» What you need to do
Set down each record below precisely, skipping the pictures.

Dataset entries on figures
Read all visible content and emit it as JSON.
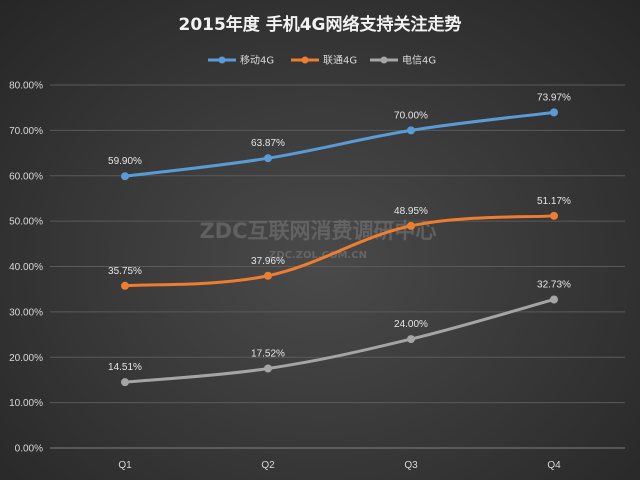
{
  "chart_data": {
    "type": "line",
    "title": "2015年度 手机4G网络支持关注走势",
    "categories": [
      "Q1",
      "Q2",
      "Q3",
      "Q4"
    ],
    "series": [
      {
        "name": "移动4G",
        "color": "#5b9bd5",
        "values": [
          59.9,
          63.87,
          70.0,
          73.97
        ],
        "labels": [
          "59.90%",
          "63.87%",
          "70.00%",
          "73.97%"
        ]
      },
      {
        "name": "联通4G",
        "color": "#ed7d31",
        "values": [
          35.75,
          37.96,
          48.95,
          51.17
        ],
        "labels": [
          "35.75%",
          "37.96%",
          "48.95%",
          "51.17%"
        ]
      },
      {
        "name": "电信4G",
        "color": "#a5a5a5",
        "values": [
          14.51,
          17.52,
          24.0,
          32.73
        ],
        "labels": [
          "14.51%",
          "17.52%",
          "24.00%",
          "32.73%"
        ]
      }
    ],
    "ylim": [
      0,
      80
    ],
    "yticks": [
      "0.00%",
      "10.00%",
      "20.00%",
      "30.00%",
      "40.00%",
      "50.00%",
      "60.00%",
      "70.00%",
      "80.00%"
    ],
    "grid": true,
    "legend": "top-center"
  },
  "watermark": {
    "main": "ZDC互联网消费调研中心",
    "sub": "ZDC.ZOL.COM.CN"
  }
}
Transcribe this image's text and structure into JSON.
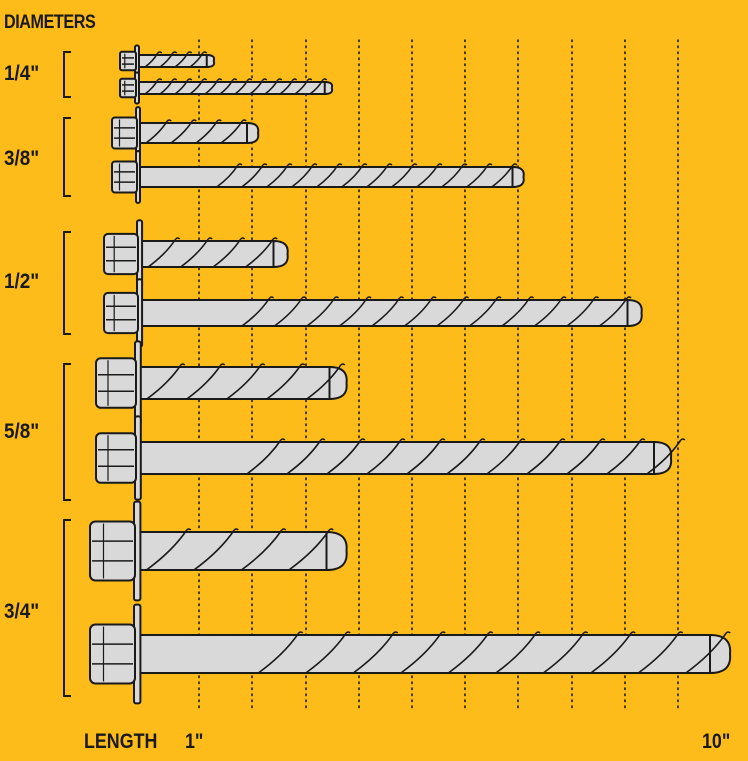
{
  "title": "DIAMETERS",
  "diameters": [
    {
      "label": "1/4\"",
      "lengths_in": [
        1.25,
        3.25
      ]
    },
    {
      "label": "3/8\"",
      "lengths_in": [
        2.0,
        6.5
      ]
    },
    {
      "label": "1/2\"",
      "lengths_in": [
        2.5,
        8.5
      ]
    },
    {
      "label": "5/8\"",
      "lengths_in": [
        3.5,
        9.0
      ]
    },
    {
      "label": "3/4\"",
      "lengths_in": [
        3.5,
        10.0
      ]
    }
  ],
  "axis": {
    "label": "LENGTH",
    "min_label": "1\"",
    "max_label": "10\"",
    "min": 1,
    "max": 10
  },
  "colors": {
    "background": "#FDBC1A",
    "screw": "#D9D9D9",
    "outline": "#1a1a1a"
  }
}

» Exercise output
Read all visible content and emit it as JSON.
{
  "chart_data": {
    "type": "line",
    "title": "2015年度 手机4G网络支持关注走势",
    "categories": [
      "Q1",
      "Q2",
      "Q3",
      "Q4"
    ],
    "series": [
      {
        "name": "移动4G",
        "color": "#5b9bd5",
        "values": [
          59.9,
          63.87,
          70.0,
          73.97
        ],
        "labels": [
          "59.90%",
          "63.87%",
          "70.00%",
          "73.97%"
        ]
      },
      {
        "name": "联通4G",
        "color": "#ed7d31",
        "values": [
          35.75,
          37.96,
          48.95,
          51.17
        ],
        "labels": [
          "35.75%",
          "37.96%",
          "48.95%",
          "51.17%"
        ]
      },
      {
        "name": "电信4G",
        "color": "#a5a5a5",
        "values": [
          14.51,
          17.52,
          24.0,
          32.73
        ],
        "labels": [
          "14.51%",
          "17.52%",
          "24.00%",
          "32.73%"
        ]
      }
    ],
    "ylim": [
      0,
      80
    ],
    "yticks": [
      "0.00%",
      "10.00%",
      "20.00%",
      "30.00%",
      "40.00%",
      "50.00%",
      "60.00%",
      "70.00%",
      "80.00%"
    ],
    "grid": true,
    "legend": "top-center"
  },
  "watermark": {
    "main": "ZDC互联网消费调研中心",
    "sub": "ZDC.ZOL.COM.CN"
  }
}
Transcribe this image's text and structure into JSON.
{
  "title": "DIAMETERS",
  "diameters": [
    {
      "label": "1/4\"",
      "lengths_in": [
        1.25,
        3.25
      ]
    },
    {
      "label": "3/8\"",
      "lengths_in": [
        2.0,
        6.5
      ]
    },
    {
      "label": "1/2\"",
      "lengths_in": [
        2.5,
        8.5
      ]
    },
    {
      "label": "5/8\"",
      "lengths_in": [
        3.5,
        9.0
      ]
    },
    {
      "label": "3/4\"",
      "lengths_in": [
        3.5,
        10.0
      ]
    }
  ],
  "axis": {
    "label": "LENGTH",
    "min_label": "1\"",
    "max_label": "10\"",
    "min": 1,
    "max": 10
  },
  "colors": {
    "background": "#FDBC1A",
    "screw": "#D9D9D9",
    "outline": "#1a1a1a"
  }
}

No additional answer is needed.